PAGE EXCERPT:

########################################

The man behind the Al Qaeda network

Before the world began telling stories about bin Laden, he was creating his own myths

When two Russian passenger jets slammed into the ground nearly simultaneously last week, the first word government officials uttered was "terrorism."

These days, that word means one thing: Osama bin Laden. He is linked to every terror attack in the past decade, either for issuing orders or for providing inspiration. There is little doubt that he has single-handedly changed the course of human events.

Still, although just about everyone now knows him on a first-name basis, few know more than a little about the man himself, the world he came from, or how events in that part of the world helped shape who he's become. This newly released book could change that. Jonathan Randal, a former Washington Post reporter who spent 40 years covering and living in Middle East hot spots, has written "Osama: The Making of a Terrorist."

Although unable to meet with the Al Qaeda leader personally, Randal ably weaves together what's been reported about Osama's early and middle years, creating a much fuller portrayal of a person deeply affected by familial relationships and the struggle for peace in the Middle East.

At the same time, Randal punctures much of the Osama myth. He shows how bin Laden not only grew as a human being but capably reinvented himself time and again, playing the media as deftly as any polished politician.

Still, the title of the book is a bit misleading. It is not so much a bin Laden biography as a primer on the past 40 years of the region's history and its entangled relations with the United States. Each chapter characterizes a period in bin Laden's life: one on the ultrareligious Saudi Arabia, where bin Laden grew up; another on Afghanistan, where bin Laden honed his fighting and leadership skills; another on the Sudan, where bin Laden based his operations for a short period; and another on Algeria, where jihadists have long struggled for an Islamic state.

########################################

WRITTEN TASK:
In the book review, how many years did Jonathan Randal spend covering and living in Middle East hot spots?

MATERIAL PROVIDED:
########################################

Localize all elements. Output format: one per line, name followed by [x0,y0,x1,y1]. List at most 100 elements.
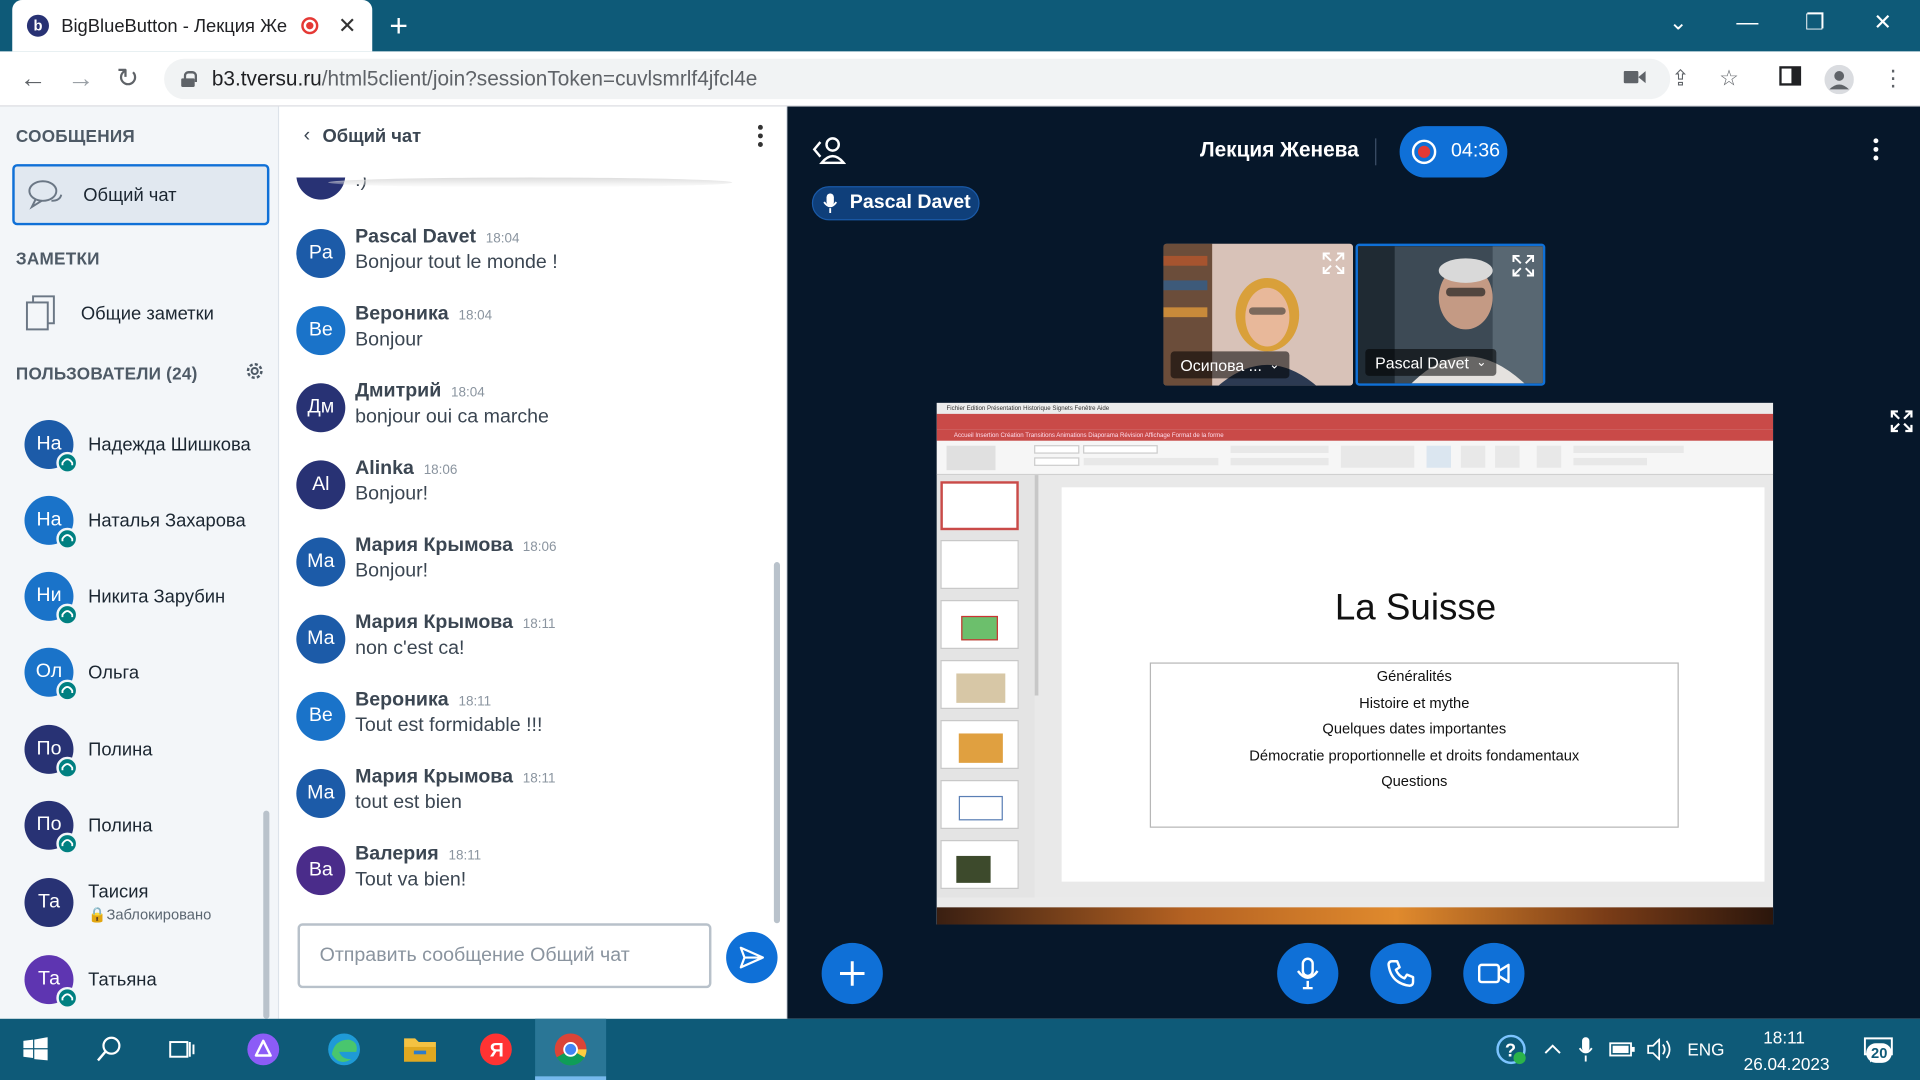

########################################

TASK ANSWER:
40 years.